Operators on Inner Product Space¶

Orthogonal Complements¶

Theorem for null space and range of \(T^*\)

Suppose \(T\in \mathcal{L}(V, W)\), then

(i) \(N T^*=(R T)^\perp\).

(ii) \(R T^*=(NT)^\perp\).

Proof

\(\square\)

Singular value decomposition¶

For a linear map \(T \in \mathcal{L}(V,W)\), we could decompose it as we have for self-adjoint operator or normal operator.

Recall the important Riesz representation theorem in inner product space.

Riesz representation theorem

Assume \(V\) is finite-dimensional and \(\phi\) is a linear functional on \(V\), then there exists a unique vector \(v\in V\) such that

\[ \phi(u)=\langle v,u\rangle,\quad \forall v\in V. \]

Proof

\(\square\)

In functional analysis, we have actually a similar result for infinite-dimensional spaces.

The following lemma of \(T^*T\) is necessary.

Lemma

Properties of \(T^*T\). Suppose \(T \in \mathcal{L}(V,W)\)

(i) \(T^*T\) is a self-adjoint operator on \(V\). We could also check \(TT^*\) is a self-adjoint operator on \(W\).

(ii) \(N T^*T=N T\).

(iii) \(R T^*T = R T^*\).

(iv) dimension. \(\text{Dim} R T=\text{Dim} R T^*=\text{Dim}R T^*\).

Proof

(i) by definition.

\[ \langle T^*Tv, w\rangle=\langle Tv, Tw\rangle=\langle v, T^*T w\rangle\Rightarrow T^*T=(T^*T)^*. \]

(ii) \(N T\subset N T^*T\) is apparent. Assume \(v\in N T^*T\), \(T^*T v=0\), so \(\langle v, T^*Tv\rangle=0\), so \(\langle Tv, Tv\rangle=\|Tv\|=0\), which means \(Tv=0\).

(iii) \(R T^*T \subset R T^*T\) is apparent. For another direction, we use (ii) \(R T^*T=(N T^*T)^\perp=(N T)^\perp=R T^*\).

(iv) Use fundamental theorem of linear maps.

Definition of singular value

Assume a linear operator \(T\in \mathcal{L}(V, W)\), the singular values of \(T\) are defined as the nonnegative square roots of the eigenvalues of \(T^*T\), listed in decreasing order.

(SVD) Singular value decomposition

Assume a linear operator \(T\in \mathcal{L}(V, W)\), with its positive singular values \(s_1,\cdots, s_r\). Then there exists orthonormal lists \(e_1,\cdots, e_r\subset v\), \(f_1,\cdots, f_r\subset W\), such that

\[ Tv=\sum_{k=1}^r s_k \langle v, e_k\rangle f_k. \]

Proof

Here we denote that \(V\) and \(W\) is finite-dimensional. And the proof is constructive. This method also gives info about the eigenvectors construction.

Let \(s_1,\cdots,s_n\) to be the singular value of \(T(\text{Dim}V=n)\), where \(s_{r+1},\cdots, s_n\) are zero singular values.

→ Collected data

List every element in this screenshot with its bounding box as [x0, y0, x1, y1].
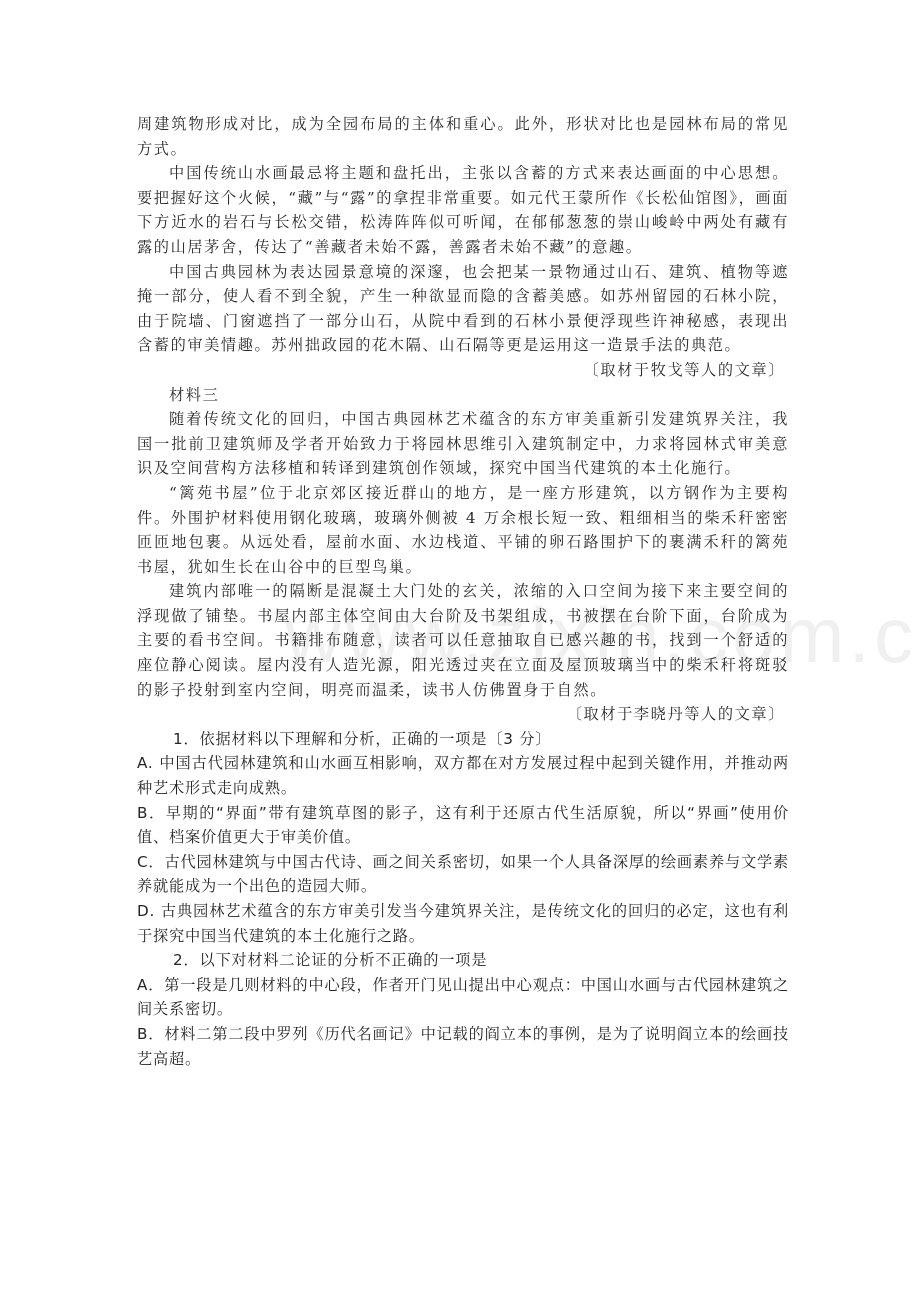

→ Task prompt
Answer the following questions from the notes on operators on inner product spaces.
(a) According to the theorem on the null space and range of T*, what is the null space of T* equal to?
(b) How does the notes' definition describe the singular values of T, including the order in which they are listed?
(c) In the lemma on the properties of T*T, what is the null space of T*T equal to?

→ Final result
(a) The orthogonal complement of the range of T.
(b) They are the nonnegative square roots of the eigenvalues of T*T, listed in decreasing order.
(c) The null space of T.